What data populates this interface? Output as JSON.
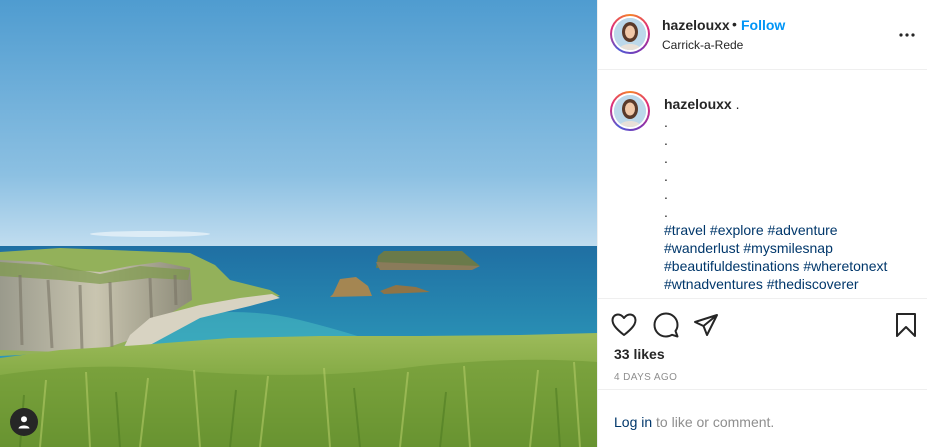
{
  "post": {
    "username": "hazelouxx",
    "follow_label": "Follow",
    "separator": "•",
    "location": "Carrick-a-Rede"
  },
  "caption": {
    "username": "hazelouxx",
    "first_line": " .",
    "dots": [
      ".",
      ".",
      ".",
      ".",
      ".",
      "."
    ],
    "hashtags": [
      [
        "#travel",
        "#explore",
        "#adventure"
      ],
      [
        "#wanderlust",
        "#mysmilesnap"
      ],
      [
        "#beautifuldestinations",
        "#wheretonext"
      ],
      [
        "#wtnadventures",
        "#thediscoverer"
      ]
    ]
  },
  "engagement": {
    "likes": "33 likes",
    "timestamp": "4 DAYS AGO"
  },
  "login": {
    "link_label": "Log in",
    "rest": " to like or comment."
  },
  "icons": {
    "like": "heart-icon",
    "comment": "comment-icon",
    "share": "share-icon",
    "save": "bookmark-icon",
    "more": "more-options-icon",
    "tag": "user-tag-icon"
  },
  "colors": {
    "link": "#0095f6",
    "hashtag": "#00376b",
    "muted": "#8e8e8e"
  }
}
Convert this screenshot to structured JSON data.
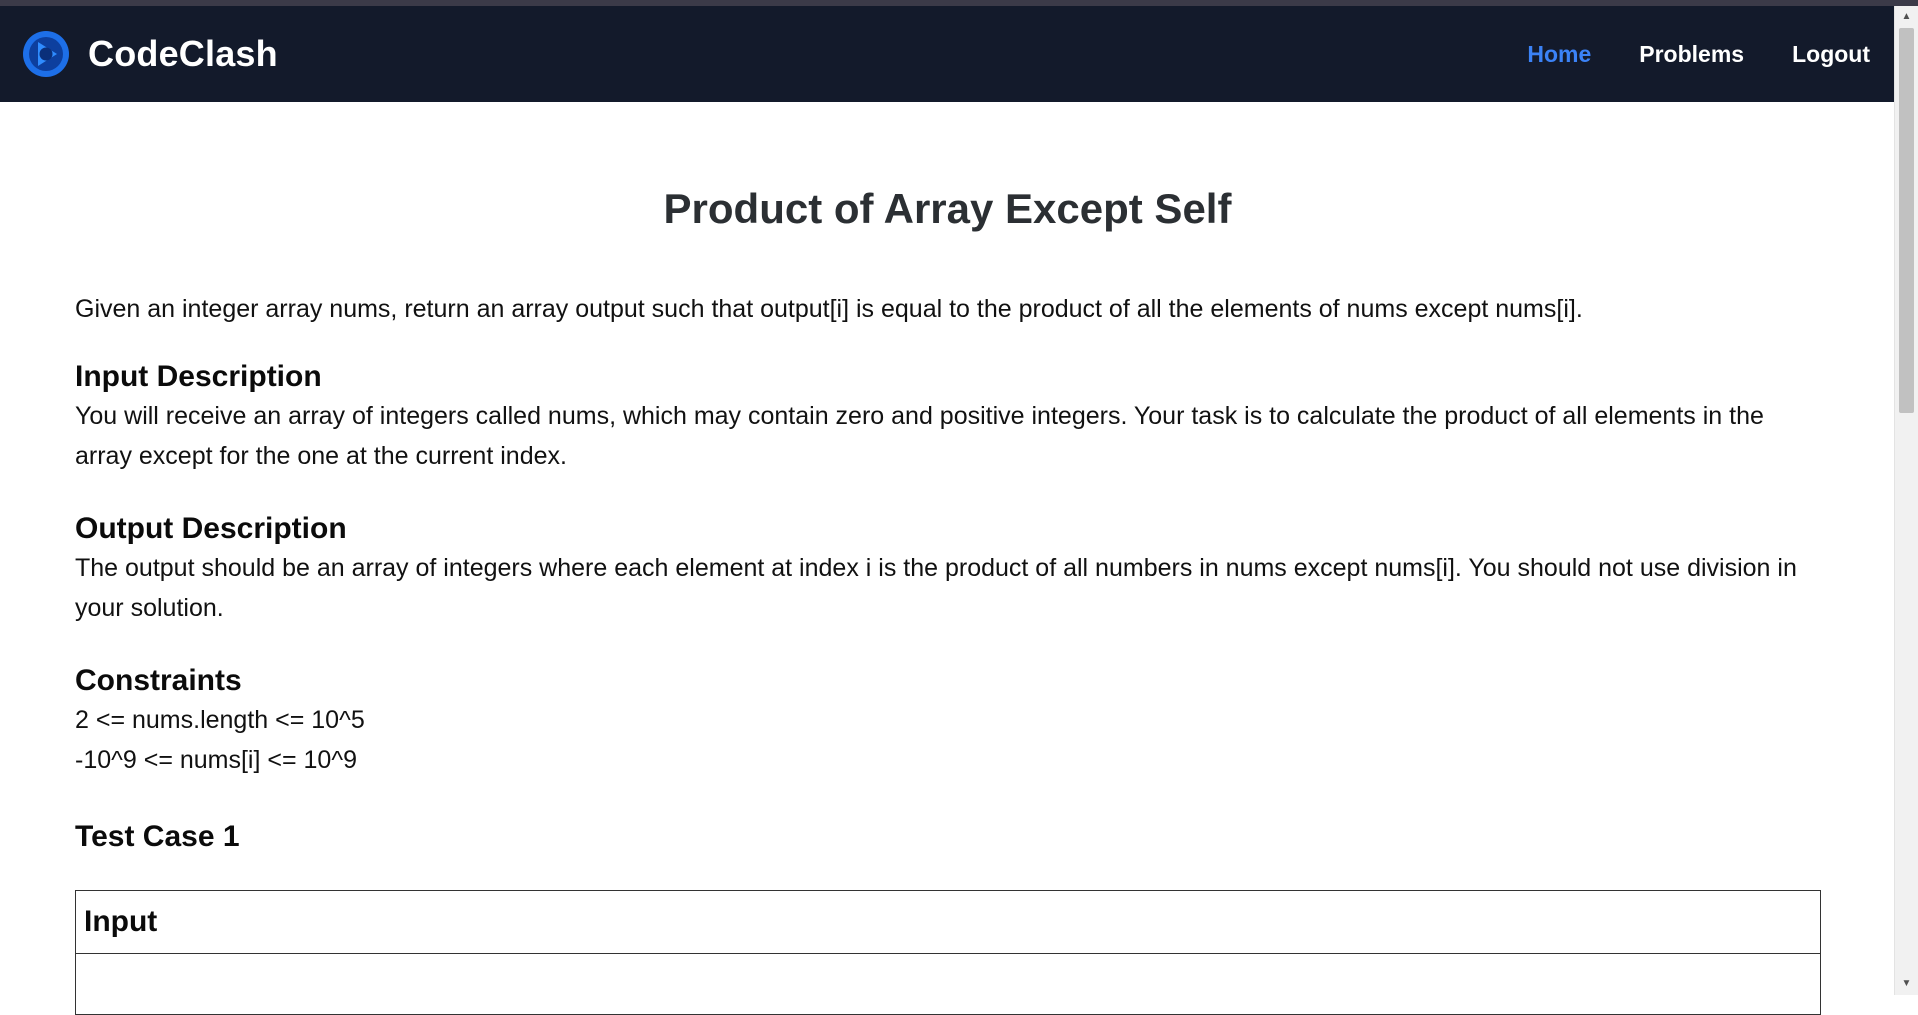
{
  "app": {
    "name": "CodeClash",
    "logo_icon": "codeclash-logo-icon"
  },
  "nav": {
    "items": [
      {
        "label": "Home",
        "active": true
      },
      {
        "label": "Problems",
        "active": false
      },
      {
        "label": "Logout",
        "active": false
      }
    ]
  },
  "problem": {
    "title": "Product of Array Except Self",
    "statement": "Given an integer array nums, return an array output such that output[i] is equal to the product of all the elements of nums except nums[i].",
    "input_description": {
      "heading": "Input Description",
      "text": "You will receive an array of integers called nums, which may contain zero and positive integers. Your task is to calculate the product of all elements in the array except for the one at the current index."
    },
    "output_description": {
      "heading": "Output Description",
      "text": "The output should be an array of integers where each element at index i is the product of all numbers in nums except nums[i]. You should not use division in your solution."
    },
    "constraints": {
      "heading": "Constraints",
      "lines": [
        "2 <= nums.length <= 10^5",
        "-10^9 <= nums[i] <= 10^9"
      ]
    },
    "test_cases": [
      {
        "heading": "Test Case 1",
        "input_label": "Input"
      }
    ]
  },
  "colors": {
    "navbar_bg": "#131a2b",
    "nav_active": "#3b82f6",
    "nav_text": "#ffffff",
    "title_text": "#2b2f33"
  }
}
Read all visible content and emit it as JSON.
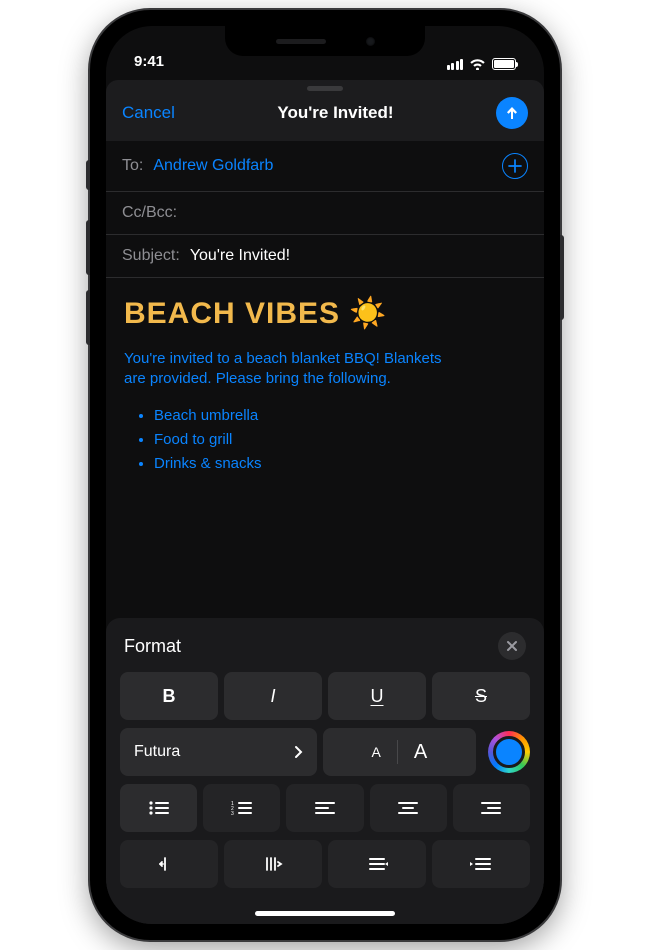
{
  "status": {
    "time": "9:41"
  },
  "navbar": {
    "cancel": "Cancel",
    "title": "You're Invited!"
  },
  "compose": {
    "to_label": "To:",
    "to_recipient": "Andrew Goldfarb",
    "ccbcc_label": "Cc/Bcc:",
    "subject_label": "Subject:",
    "subject_value": "You're Invited!"
  },
  "body": {
    "heading": "BEACH VIBES ☀️",
    "paragraph": "You're invited to a beach blanket BBQ! Blankets are provided. Please bring the following.",
    "items": [
      "Beach umbrella",
      "Food to grill",
      "Drinks & snacks"
    ]
  },
  "format": {
    "title": "Format",
    "bold": "B",
    "italic": "I",
    "underline": "U",
    "strike": "S",
    "font_name": "Futura",
    "size_small": "A",
    "size_large": "A",
    "selected_color": "#0a84ff"
  },
  "colors": {
    "accent": "#0a84ff",
    "heading": "#f2b94c"
  }
}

• **STATED EXERCISE**
Where does the word "data" appear? Return each line that holds it.

• **EXPECTED OUTPUT**
What data populates this interface? Output as JSON.
Convert this screenshot to structured JSON data.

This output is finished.